▸ What to work on:
Give every line of the data again, unchanged, but with no pictures.

▶

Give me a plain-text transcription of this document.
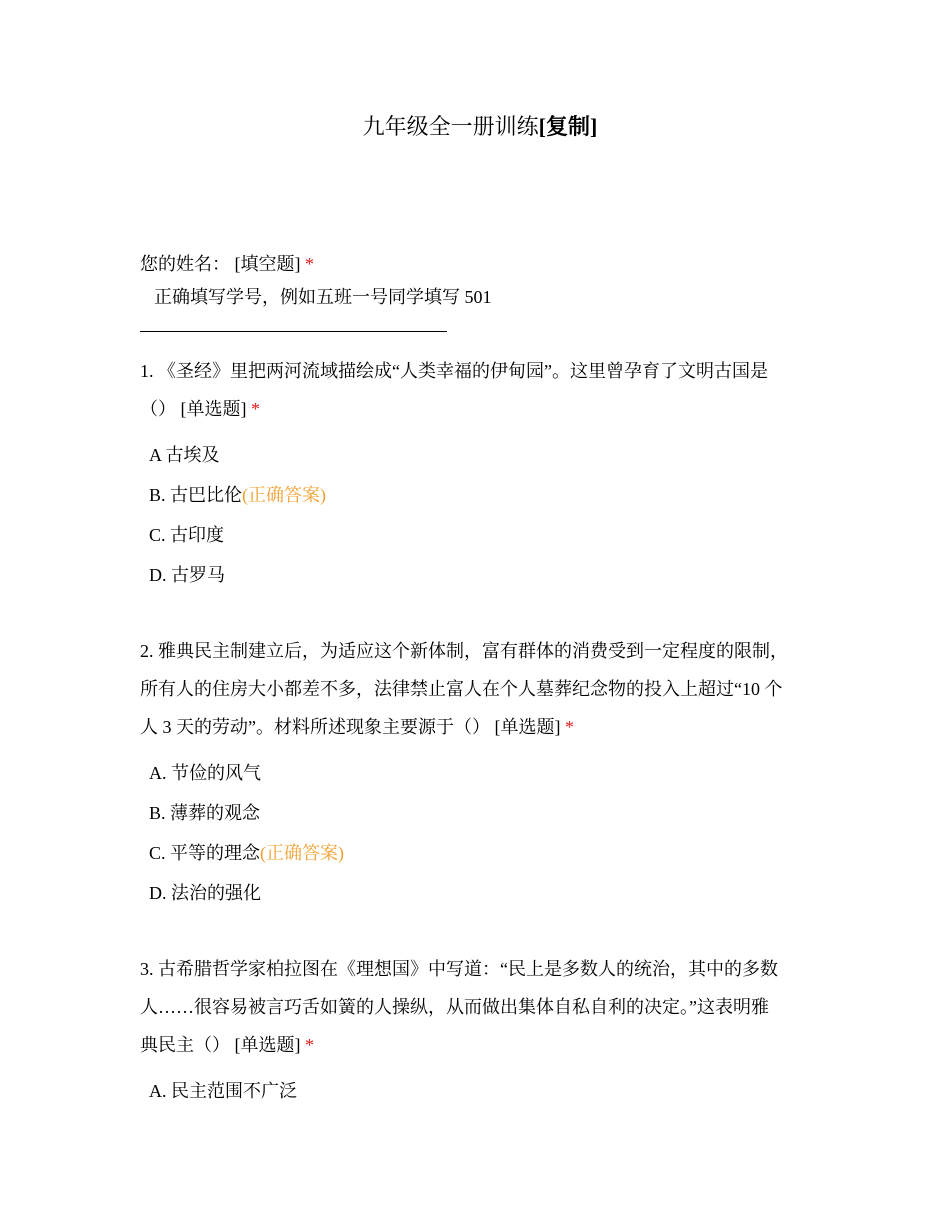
九年级全一册训练[复制]
您的姓名： [填空题] *
正确填写学号，例如五班一号同学填写 501
1. 《圣经》里把两河流域描绘成“人类幸福的伊甸园”。这里曾孕育了文明古国是
（） [单选题] *
A 古埃及
B. 古巴比伦(正确答案)
C. 古印度
D. 古罗马
2. 雅典民主制建立后，为适应这个新体制，富有群体的消费受到一定程度的限制，
所有人的住房大小都差不多，法律禁止富人在个人墓葬纪念物的投入上超过“10 个
人 3 天的劳动”。材料所述现象主要源于（） [单选题] *
A. 节俭的风气
B. 薄葬的观念
C. 平等的理念(正确答案)
D. 法治的强化
3. 古希腊哲学家柏拉图在《理想国》中写道：“民上是多数人的统治，其中的多数
人……很容易被言巧舌如簧的人操纵，从而做出集体自私自利的决定。”这表明雅
典民主（） [单选题] *
A. 民主范围不广泛
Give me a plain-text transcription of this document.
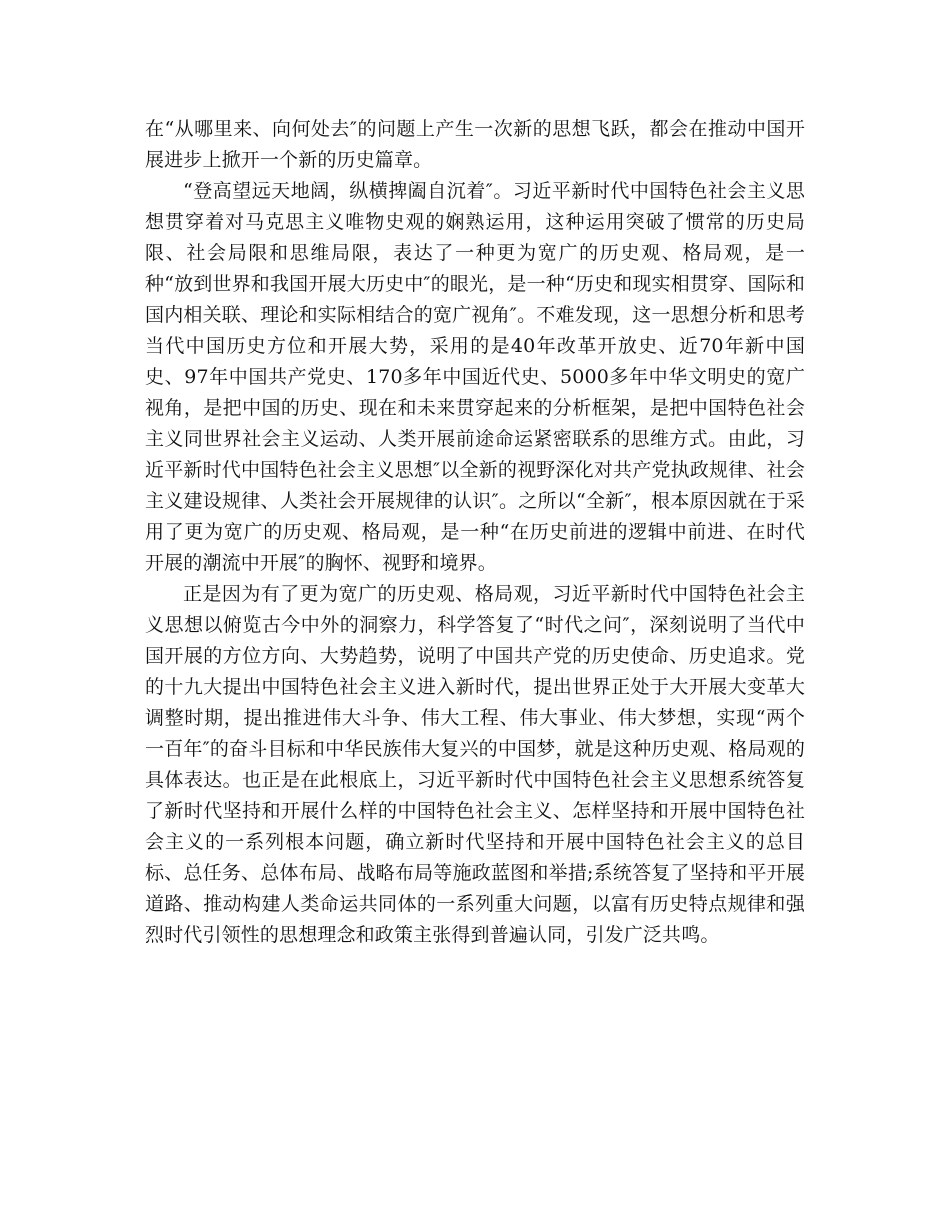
在“从哪里来、向何处去″的问题上产生一次新的思想飞跃，都会在推动中国开展进步上掀开一个新的历史篇章。

“登高望远天地阔，纵横捭阖自沉着″。习近平新时代中国特色社会主义思想贯穿着对马克思主义唯物史观的娴熟运用，这种运用突破了惯常的历史局限、社会局限和思维局限，表达了一种更为宽广的历史观、格局观，是一种“放到世界和我国开展大历史中″的眼光，是一种“历史和现实相贯穿、国际和国内相关联、理论和实际相结合的宽广视角″。不难发现，这一思想分析和思考当代中国历史方位和开展大势，采用的是40年改革开放史、近70年新中国史、97年中国共产党史、170多年中国近代史、5000多年中华文明史的宽广视角，是把中国的历史、现在和未来贯穿起来的分析框架，是把中国特色社会主义同世界社会主义运动、人类开展前途命运紧密联系的思维方式。由此，习近平新时代中国特色社会主义思想″以全新的视野深化对共产党执政规律、社会主义建设规律、人类社会开展规律的认识″。之所以“全新″，根本原因就在于采用了更为宽广的历史观、格局观，是一种“在历史前进的逻辑中前进、在时代开展的潮流中开展″的胸怀、视野和境界。

正是因为有了更为宽广的历史观、格局观，习近平新时代中国特色社会主义思想以俯览古今中外的洞察力，科学答复了“时代之问″，深刻说明了当代中国开展的方位方向、大势趋势，说明了中国共产党的历史使命、历史追求。党的十九大提出中国特色社会主义进入新时代，提出世界正处于大开展大变革大调整时期，提出推进伟大斗争、伟大工程、伟大事业、伟大梦想，实现“两个一百年″的奋斗目标和中华民族伟大复兴的中国梦，就是这种历史观、格局观的具体表达。也正是在此根底上，习近平新时代中国特色社会主义思想系统答复了新时代坚持和开展什么样的中国特色社会主义、怎样坚持和开展中国特色社会主义的一系列根本问题，确立新时代坚持和开展中国特色社会主义的总目标、总任务、总体布局、战略布局等施政蓝图和举措;系统答复了坚持和平开展道路、推动构建人类命运共同体的一系列重大问题，以富有历史特点规律和强烈时代引领性的思想理念和政策主张得到普遍认同，引发广泛共鸣。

◀

▸ Task response:
Give me a plain-text transcription of this document.
九年级全一册训练[复制]
您的姓名： [填空题] *
正确填写学号，例如五班一号同学填写 501
1. 《圣经》里把两河流域描绘成“人类幸福的伊甸园”。这里曾孕育了文明古国是
（） [单选题] *
A 古埃及
B. 古巴比伦(正确答案)
C. 古印度
D. 古罗马
2. 雅典民主制建立后，为适应这个新体制，富有群体的消费受到一定程度的限制，
所有人的住房大小都差不多，法律禁止富人在个人墓葬纪念物的投入上超过“10 个
人 3 天的劳动”。材料所述现象主要源于（） [单选题] *
A. 节俭的风气
B. 薄葬的观念
C. 平等的理念(正确答案)
D. 法治的强化
3. 古希腊哲学家柏拉图在《理想国》中写道：“民上是多数人的统治，其中的多数
人……很容易被言巧舌如簧的人操纵，从而做出集体自私自利的决定。”这表明雅
典民主（） [单选题] *
A. 民主范围不广泛
Give me a plain-text transcription of this document.
在“从哪里来、向何处去″的问题上产生一次新的思想飞跃，都会在推动中国开展进步上掀开一个新的历史篇章。

“登高望远天地阔，纵横捭阖自沉着″。习近平新时代中国特色社会主义思想贯穿着对马克思主义唯物史观的娴熟运用，这种运用突破了惯常的历史局限、社会局限和思维局限，表达了一种更为宽广的历史观、格局观，是一种“放到世界和我国开展大历史中″的眼光，是一种“历史和现实相贯穿、国际和国内相关联、理论和实际相结合的宽广视角″。不难发现，这一思想分析和思考当代中国历史方位和开展大势，采用的是40年改革开放史、近70年新中国史、97年中国共产党史、170多年中国近代史、5000多年中华文明史的宽广视角，是把中国的历史、现在和未来贯穿起来的分析框架，是把中国特色社会主义同世界社会主义运动、人类开展前途命运紧密联系的思维方式。由此，习近平新时代中国特色社会主义思想″以全新的视野深化对共产党执政规律、社会主义建设规律、人类社会开展规律的认识″。之所以“全新″，根本原因就在于采用了更为宽广的历史观、格局观，是一种“在历史前进的逻辑中前进、在时代开展的潮流中开展″的胸怀、视野和境界。

正是因为有了更为宽广的历史观、格局观，习近平新时代中国特色社会主义思想以俯览古今中外的洞察力，科学答复了“时代之问″，深刻说明了当代中国开展的方位方向、大势趋势，说明了中国共产党的历史使命、历史追求。党的十九大提出中国特色社会主义进入新时代，提出世界正处于大开展大变革大调整时期，提出推进伟大斗争、伟大工程、伟大事业、伟大梦想，实现“两个一百年″的奋斗目标和中华民族伟大复兴的中国梦，就是这种历史观、格局观的具体表达。也正是在此根底上，习近平新时代中国特色社会主义思想系统答复了新时代坚持和开展什么样的中国特色社会主义、怎样坚持和开展中国特色社会主义的一系列根本问题，确立新时代坚持和开展中国特色社会主义的总目标、总任务、总体布局、战略布局等施政蓝图和举措;系统答复了坚持和平开展道路、推动构建人类命运共同体的一系列重大问题，以富有历史特点规律和强烈时代引领性的思想理念和政策主张得到普遍认同，引发广泛共鸣。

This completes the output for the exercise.